§ **PASSAGE FOURNI**:
● ● ● ● ● ● ●
Ton résumé de ce livre est passionnant, elle a eu une vie très riche. Son enfance en toute liberté chez sa grand mère fait rêver.
Ci-dessous, Colo remarque à juste titre que cette grand-mère admirée consacrait plus de temps à ses propres activités qu'à ses petits-enfants, une éducation hors du moule.
une enfance rêvée en effet qui me rend très envieuse
"En fin de compte, on transporte toujours son univers, ses images, ce que l'on a pris dès le plus jeune âge." (G. Asse)
J'ai pris le mème plaisir que toi à couper ce petit livre qui m'a enchantée. Découverte d'une vie, explication de l’évolution de sa peinture vers ces horizontales bleues.
Liberté totale pendant l'enfance oui mais aussi cette grand-mère qui était "affectueuse à distance: elle s'occupait de ses choses, travaillait pour elle, son esprit était ailleurs. Elle était patiente avec les autres, mais elle manquait de patience avec nous. "
J'ai été très émue par ces 20 pages sur son époque à la Croix Rouge, des scènes terribles et cette solidarité sans failles avec des femmes de partout.
Je pourrais continuer bien sûr, toi aussi, je recommande vraiment cette lecture même si on ne connaît pas ou pas bien la peintre !
Merci encore.
Heureuse que ce livre t'ait plu aussi, Colo. Les pages sur son engagement pendant la guerre m'ont fort impressionnée. Tu as raison de souligner qu'il ne faut pas forcément connaître l'artiste : son parcours de vie compte autant ici que son œuvre.
J’ai toujours pensé qu’il me fallait être heureuse avec le monde que j’avais en moi. »
J'aime beaucoup ce sentiment.
Tania, tu m'as présenté un autre artiste que je ne connaissais pas. Le Museum of Modern Art de New York possède trois de ses tableaux.
Merci de reprendre cette phrase clé, Jane, et ravie de te faire mieux connaître cette femme & peintre.
Merci pour ce merveilleux billet. C'est ce silence dans sa peinture qui m'émeut tellement. Je vais voir comment me procurer ce livre en allant sur le site de la bibliothèque Wittockiana...
Si tu as des difficultés à te le procurer, fais-moi signe, Marie, je peux aller te chercher un exemplaire et te l'envoyer.
J'ai un coupe papier ici, je suis prête!
Quand je pense que j'ai dû passer cet été pas loin de sa maison, je signale que l'ile est magnifique et permet de belles balades.
Ce n'est pas un lieu que l'on visite, je suppose, mais tu as l'avantage de connaître la région qui l'a tant inspirée !
Merci Tania pour cet article si riche !
Tu nous permets de découvrir cette artiste et tu nous offres d'en savoir plus grâce au livre paru.
Ta dernière phrase "il y a le geste et un combat entre les couleurs et la toile " me fait penser à la démarche artistique de Fabienne Verdier. Belle semaine !
La citation de Geneviève Asse pourrait être la devise des peintres. Merci, Claudie.
« J’ai toujours pensé qu’il me fallait être heureuse avec le monde que j’avais en moi. »
Quelle belle phrase clé, pleine de sagesse!
Une phrase que j'aime beaucoup - la sagesse, oui.
"Je peignais des choses silencieuses"; cela ne m'étonne pas pas qu'elle ait travaillé sur Chardin. C'est cela.
Un article empli de beauté, un article qui fait du bien. Comme cette peinture douce et tissée de bleu du ciel, de la mer, de silences..;
Voilà pourquoi je préfère "vie silencieuse, tranquille" (stilleven, still life) à "nature morte". Bonne après-midi, Anne.
● ● ● ● ● ● ●
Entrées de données
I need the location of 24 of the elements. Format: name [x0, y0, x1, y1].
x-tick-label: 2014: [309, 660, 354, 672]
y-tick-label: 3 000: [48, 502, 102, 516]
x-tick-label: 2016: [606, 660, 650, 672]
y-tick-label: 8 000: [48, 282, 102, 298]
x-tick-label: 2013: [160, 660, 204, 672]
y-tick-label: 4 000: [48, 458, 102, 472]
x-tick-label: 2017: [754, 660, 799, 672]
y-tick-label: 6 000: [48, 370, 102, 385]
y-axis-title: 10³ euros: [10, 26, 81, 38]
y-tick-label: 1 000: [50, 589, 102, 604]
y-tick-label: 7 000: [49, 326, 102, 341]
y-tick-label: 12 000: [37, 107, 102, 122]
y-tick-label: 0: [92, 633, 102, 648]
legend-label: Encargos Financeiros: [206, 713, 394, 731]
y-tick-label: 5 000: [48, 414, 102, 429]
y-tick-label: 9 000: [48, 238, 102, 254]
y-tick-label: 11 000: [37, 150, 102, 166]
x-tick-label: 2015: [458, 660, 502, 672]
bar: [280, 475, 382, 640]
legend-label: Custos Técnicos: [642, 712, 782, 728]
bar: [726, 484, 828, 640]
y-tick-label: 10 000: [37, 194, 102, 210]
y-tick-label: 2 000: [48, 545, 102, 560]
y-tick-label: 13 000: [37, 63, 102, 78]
● ● ● ● ● ● ●
§ **CONSIGNE**:
Indiquez, s'il vous plaît, si chaque affirmation ci-dessous concorde avec les commentaires sur le livre. Répondez par oui ou par non, puis citez les mots décisifs du texte.
1. La grand-mère manquait de patience avec ses petits-enfants.
2. Le livre consacre 20 pages à l'époque où la peintre était à la Croix Rouge.
3. Selon la citation de G. Asse, on transporte ce que l'on a pris à l'âge adulte.

§ **CORRIGÉ**:
1. Oui : « Elle était patiente avec les autres, mais elle manquait de patience avec nous. »
2. Oui : « ces 20 pages sur son époque à la Croix Rouge »
3. Non : « ce que l'on a pris dès le plus jeune âge »